Stored records
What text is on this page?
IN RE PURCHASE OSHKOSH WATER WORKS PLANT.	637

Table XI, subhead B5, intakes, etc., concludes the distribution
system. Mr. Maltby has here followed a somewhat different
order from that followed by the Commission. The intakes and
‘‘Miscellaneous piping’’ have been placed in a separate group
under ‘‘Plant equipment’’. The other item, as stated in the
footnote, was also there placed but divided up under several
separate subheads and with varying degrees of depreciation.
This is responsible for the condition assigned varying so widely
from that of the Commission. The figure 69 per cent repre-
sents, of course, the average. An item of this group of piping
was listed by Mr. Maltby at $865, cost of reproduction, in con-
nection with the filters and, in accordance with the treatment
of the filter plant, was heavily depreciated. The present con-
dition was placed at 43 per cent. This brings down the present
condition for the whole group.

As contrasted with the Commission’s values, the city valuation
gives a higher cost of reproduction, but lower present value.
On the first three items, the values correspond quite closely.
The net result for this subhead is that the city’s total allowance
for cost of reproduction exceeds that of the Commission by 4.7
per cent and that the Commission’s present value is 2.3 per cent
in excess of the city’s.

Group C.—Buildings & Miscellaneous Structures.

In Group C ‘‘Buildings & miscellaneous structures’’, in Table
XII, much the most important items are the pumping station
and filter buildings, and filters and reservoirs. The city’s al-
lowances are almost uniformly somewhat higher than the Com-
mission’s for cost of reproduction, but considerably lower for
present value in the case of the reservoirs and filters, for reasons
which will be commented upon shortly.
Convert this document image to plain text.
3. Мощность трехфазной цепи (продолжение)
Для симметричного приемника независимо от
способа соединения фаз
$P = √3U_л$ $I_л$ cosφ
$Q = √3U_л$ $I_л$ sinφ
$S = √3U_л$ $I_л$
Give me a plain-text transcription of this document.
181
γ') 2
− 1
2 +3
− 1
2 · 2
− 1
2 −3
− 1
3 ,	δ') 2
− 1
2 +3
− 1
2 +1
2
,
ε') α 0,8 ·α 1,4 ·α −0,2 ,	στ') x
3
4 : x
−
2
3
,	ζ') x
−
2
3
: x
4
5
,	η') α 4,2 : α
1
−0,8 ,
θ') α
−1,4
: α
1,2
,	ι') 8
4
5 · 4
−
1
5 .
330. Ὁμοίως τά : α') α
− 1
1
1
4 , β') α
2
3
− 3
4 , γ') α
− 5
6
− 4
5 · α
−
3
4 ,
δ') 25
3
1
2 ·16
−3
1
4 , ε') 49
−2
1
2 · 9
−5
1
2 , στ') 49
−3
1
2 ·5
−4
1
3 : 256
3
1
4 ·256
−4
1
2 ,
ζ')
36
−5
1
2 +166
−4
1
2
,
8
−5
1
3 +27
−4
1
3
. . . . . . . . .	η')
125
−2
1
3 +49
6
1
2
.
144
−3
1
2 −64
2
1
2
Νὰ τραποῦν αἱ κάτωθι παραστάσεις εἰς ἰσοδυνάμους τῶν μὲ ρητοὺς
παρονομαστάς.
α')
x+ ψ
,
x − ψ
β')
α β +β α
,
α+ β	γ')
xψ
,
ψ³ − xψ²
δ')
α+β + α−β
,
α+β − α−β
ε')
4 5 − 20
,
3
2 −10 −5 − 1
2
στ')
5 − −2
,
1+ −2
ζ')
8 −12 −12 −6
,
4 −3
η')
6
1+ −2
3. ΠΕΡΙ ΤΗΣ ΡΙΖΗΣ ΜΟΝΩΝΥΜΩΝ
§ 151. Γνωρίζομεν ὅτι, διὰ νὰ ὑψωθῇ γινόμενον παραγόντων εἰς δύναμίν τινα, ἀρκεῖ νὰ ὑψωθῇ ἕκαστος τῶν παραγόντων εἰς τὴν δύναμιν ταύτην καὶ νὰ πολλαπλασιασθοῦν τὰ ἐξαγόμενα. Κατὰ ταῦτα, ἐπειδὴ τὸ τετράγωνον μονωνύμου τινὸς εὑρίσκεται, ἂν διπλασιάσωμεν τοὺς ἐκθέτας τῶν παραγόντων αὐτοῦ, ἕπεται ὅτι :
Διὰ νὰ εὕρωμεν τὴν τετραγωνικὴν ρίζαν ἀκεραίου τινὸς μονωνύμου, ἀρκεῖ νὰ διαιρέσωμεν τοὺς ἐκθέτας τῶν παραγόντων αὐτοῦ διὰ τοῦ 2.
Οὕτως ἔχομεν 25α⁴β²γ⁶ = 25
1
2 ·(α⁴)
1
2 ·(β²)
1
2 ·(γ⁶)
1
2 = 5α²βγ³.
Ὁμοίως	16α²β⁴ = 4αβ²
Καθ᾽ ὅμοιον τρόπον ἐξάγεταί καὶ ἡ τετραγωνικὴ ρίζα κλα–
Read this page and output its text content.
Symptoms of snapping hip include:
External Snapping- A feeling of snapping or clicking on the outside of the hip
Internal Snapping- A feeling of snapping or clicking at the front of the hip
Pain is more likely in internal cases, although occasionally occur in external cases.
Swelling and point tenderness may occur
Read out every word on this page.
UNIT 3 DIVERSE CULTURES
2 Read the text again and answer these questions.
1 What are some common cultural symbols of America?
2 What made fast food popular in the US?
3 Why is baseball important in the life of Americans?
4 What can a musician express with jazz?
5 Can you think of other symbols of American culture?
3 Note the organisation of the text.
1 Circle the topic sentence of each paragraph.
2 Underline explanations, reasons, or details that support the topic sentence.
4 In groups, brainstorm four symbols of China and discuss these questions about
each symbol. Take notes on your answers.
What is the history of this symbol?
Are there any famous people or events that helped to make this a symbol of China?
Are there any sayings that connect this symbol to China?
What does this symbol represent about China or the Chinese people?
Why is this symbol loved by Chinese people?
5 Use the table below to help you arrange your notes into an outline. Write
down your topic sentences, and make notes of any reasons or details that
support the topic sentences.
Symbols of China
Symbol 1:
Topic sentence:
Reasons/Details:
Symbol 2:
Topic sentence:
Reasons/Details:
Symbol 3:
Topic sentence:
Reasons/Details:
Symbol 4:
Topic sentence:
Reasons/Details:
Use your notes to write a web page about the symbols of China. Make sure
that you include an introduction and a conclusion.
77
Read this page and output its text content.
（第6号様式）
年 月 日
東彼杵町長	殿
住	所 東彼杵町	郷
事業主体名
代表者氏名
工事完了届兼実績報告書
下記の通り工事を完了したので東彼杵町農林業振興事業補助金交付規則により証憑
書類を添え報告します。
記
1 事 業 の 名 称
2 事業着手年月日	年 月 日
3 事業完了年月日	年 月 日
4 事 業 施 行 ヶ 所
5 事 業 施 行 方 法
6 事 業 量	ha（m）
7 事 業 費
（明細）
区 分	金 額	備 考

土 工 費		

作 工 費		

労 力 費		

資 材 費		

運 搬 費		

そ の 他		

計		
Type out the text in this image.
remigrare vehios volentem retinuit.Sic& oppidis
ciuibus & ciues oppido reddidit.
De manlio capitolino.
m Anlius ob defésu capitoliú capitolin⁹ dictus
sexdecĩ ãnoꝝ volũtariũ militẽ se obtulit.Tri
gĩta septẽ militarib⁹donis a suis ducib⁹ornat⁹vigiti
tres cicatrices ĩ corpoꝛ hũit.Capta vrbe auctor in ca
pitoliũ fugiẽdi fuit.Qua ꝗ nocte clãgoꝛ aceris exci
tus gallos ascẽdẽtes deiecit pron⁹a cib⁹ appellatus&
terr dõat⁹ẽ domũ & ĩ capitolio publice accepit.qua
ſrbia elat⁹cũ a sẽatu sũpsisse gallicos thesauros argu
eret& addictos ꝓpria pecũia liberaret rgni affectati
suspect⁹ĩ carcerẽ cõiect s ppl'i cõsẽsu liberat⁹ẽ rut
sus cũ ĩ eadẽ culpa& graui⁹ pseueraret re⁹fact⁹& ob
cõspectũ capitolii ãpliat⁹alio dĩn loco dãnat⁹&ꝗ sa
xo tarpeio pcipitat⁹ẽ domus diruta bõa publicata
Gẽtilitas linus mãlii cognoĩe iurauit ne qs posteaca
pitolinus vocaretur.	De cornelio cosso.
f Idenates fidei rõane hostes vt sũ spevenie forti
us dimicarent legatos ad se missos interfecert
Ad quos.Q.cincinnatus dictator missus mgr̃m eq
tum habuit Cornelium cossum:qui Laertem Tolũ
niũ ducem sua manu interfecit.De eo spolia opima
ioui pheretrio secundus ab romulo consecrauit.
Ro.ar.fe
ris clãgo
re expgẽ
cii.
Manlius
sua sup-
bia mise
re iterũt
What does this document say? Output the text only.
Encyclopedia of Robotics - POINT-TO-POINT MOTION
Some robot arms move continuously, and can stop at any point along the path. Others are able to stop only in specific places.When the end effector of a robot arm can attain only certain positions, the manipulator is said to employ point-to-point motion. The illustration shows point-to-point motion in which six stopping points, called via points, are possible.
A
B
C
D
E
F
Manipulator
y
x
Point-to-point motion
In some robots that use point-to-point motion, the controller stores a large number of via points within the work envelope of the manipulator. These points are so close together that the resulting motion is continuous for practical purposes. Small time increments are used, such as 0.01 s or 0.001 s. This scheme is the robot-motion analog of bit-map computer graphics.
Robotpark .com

# EXERCISE DESCRIPTION
From the line holding "What does this document" to the last line of the records, quote each line exactly and add nothing.

# THE OUTPUT
What does this document say? Output the text only.
Encyclopedia of Robotics - POINT-TO-POINT MOTION
Some robot arms move continuously, and can stop at any point along the path. Others are able to stop only in specific places.When the end effector of a robot arm can attain only certain positions, the manipulator is said to employ point-to-point motion. The illustration shows point-to-point motion in which six stopping points, called via points, are possible.
A
B
C
D
E
F
Manipulator
y
x
Point-to-point motion
In some robots that use point-to-point motion, the controller stores a large number of via points within the work envelope of the manipulator. These points are so close together that the resulting motion is continuous for practical purposes. Small time increments are used, such as 0.01 s or 0.001 s. This scheme is the robot-motion analog of bit-map computer graphics.
Robotpark .com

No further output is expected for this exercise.